Dataset items:
((

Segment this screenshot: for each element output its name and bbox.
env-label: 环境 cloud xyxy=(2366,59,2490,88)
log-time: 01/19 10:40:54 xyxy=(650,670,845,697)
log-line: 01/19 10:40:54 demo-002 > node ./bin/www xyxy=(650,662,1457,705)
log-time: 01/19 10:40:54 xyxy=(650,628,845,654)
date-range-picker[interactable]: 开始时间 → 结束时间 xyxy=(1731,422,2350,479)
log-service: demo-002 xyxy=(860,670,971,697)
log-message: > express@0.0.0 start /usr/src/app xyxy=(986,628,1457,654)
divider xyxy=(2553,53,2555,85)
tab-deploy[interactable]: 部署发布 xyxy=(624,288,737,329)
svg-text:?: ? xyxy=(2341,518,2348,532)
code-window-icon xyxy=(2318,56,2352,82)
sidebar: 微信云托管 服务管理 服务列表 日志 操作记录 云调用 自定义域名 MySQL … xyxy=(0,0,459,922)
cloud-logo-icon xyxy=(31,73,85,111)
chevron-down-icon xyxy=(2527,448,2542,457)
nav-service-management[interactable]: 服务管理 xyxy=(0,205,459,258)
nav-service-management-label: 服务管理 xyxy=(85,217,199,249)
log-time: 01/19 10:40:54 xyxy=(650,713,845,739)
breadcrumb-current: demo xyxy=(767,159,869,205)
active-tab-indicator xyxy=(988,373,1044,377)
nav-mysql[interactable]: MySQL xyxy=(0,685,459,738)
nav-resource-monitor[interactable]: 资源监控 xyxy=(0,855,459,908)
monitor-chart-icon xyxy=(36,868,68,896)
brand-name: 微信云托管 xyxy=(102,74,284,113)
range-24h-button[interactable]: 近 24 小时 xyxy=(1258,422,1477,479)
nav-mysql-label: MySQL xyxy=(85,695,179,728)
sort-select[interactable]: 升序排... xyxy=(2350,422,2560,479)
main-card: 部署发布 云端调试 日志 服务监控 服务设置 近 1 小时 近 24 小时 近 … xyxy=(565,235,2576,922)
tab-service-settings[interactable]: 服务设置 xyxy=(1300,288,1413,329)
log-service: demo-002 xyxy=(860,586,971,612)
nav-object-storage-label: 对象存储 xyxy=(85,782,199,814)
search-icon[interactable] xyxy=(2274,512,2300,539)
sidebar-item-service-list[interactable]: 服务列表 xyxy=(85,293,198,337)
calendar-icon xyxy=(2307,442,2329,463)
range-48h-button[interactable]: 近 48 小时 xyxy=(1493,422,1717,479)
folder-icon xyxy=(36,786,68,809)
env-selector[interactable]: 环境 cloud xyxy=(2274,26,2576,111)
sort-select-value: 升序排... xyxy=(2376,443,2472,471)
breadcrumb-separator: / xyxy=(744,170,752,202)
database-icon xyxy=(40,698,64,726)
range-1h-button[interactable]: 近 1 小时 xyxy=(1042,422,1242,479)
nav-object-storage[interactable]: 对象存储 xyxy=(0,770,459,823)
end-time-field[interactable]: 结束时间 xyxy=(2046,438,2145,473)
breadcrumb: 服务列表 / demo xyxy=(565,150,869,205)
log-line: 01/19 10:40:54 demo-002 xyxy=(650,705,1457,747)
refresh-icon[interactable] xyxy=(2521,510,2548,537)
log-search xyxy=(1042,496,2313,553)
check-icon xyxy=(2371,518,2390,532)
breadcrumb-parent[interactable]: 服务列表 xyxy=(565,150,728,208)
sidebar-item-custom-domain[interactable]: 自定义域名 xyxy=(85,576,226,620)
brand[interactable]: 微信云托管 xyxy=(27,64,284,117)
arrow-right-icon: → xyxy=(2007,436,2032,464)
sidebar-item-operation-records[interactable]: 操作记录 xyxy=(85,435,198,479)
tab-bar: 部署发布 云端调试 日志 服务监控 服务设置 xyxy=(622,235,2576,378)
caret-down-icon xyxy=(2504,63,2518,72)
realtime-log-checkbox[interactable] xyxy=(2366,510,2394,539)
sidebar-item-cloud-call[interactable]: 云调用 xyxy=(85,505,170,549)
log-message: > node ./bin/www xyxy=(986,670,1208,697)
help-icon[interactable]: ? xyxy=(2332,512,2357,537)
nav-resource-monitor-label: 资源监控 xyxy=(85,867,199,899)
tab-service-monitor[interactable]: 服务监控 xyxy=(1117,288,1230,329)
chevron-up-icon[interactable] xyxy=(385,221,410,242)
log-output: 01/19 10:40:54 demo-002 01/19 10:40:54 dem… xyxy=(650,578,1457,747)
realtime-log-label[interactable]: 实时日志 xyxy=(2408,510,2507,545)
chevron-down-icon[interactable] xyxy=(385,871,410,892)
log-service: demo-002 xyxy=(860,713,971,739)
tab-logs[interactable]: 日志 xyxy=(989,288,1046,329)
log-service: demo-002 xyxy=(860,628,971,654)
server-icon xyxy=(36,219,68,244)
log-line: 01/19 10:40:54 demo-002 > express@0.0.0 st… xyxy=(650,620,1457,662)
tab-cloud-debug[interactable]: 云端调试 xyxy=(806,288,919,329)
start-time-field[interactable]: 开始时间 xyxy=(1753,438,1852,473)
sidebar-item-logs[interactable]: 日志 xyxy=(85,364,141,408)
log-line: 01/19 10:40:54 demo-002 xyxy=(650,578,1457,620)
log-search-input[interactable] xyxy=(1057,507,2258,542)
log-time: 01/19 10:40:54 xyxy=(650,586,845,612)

))

Work instructions: Can you recast the entries, from the start through the line containing "nav-service-management[interactable]: 服务管理 xyxy=(0,205,459,258)", as a numbered list with blank lines left out?

Written response:
1. Segment this screenshot: for each element output its name and bbox.
2. env-label: 环境 cloud xyxy=(2366,59,2490,88)
3. log-time: 01/19 10:40:54 xyxy=(650,670,845,697)
4. log-line: 01/19 10:40:54 demo-002 > node ./bin/www xyxy=(650,662,1457,705)
5. log-time: 01/19 10:40:54 xyxy=(650,628,845,654)
6. date-range-picker[interactable]: 开始时间 → 结束时间 xyxy=(1731,422,2350,479)
7. log-service: demo-002 xyxy=(860,670,971,697)
8. log-message: > express@0.0.0 start /usr/src/app xyxy=(986,628,1457,654)
9. divider xyxy=(2553,53,2555,85)
10. tab-deploy[interactable]: 部署发布 xyxy=(624,288,737,329)
11. svg-text:?: ? xyxy=(2341,518,2348,532)
12. code-window-icon xyxy=(2318,56,2352,82)
13. sidebar: 微信云托管 服务管理 服务列表 日志 操作记录 云调用 自定义域名 MySQL … xyxy=(0,0,459,922)
14. cloud-logo-icon xyxy=(31,73,85,111)
15. chevron-down-icon xyxy=(2527,448,2542,457)
16. nav-service-management[interactable]: 服务管理 xyxy=(0,205,459,258)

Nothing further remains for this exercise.